- Written request -
Locate each line with the string "Items" in the listing below and copy it.

- Available records -
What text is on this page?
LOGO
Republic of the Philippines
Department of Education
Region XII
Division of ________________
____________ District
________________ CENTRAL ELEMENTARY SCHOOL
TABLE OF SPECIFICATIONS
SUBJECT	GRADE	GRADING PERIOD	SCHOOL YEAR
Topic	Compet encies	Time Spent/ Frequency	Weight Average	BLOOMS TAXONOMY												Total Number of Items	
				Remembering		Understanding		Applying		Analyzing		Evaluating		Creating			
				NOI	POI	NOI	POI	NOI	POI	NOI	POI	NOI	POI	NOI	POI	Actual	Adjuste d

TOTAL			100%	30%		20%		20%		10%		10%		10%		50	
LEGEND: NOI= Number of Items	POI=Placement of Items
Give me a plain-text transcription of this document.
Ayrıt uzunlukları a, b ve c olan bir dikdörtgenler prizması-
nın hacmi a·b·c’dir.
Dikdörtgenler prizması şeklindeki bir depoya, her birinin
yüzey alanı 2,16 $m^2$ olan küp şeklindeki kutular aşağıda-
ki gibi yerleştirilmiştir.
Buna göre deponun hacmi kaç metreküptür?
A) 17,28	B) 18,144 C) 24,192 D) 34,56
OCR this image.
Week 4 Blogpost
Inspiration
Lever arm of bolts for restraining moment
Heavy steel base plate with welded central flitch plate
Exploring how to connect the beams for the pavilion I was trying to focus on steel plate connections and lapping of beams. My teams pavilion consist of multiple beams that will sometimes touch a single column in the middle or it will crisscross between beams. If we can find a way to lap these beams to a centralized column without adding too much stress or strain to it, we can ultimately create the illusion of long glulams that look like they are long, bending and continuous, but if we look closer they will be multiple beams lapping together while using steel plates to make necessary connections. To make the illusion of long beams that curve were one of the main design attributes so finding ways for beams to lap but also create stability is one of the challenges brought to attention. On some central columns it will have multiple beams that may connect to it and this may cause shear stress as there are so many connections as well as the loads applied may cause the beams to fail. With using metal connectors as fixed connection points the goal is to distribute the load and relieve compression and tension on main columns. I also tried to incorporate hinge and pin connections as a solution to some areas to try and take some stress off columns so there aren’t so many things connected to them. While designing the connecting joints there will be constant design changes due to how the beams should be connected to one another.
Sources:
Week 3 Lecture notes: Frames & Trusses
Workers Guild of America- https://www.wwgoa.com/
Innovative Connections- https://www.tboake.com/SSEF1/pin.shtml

- Problem solution -
Topic	Compet encies	Time Spent/ Frequency	Weight Average	BLOOMS TAXONOMY												Total Number of Items	
LEGEND: NOI= Number of Items	POI=Placement of Items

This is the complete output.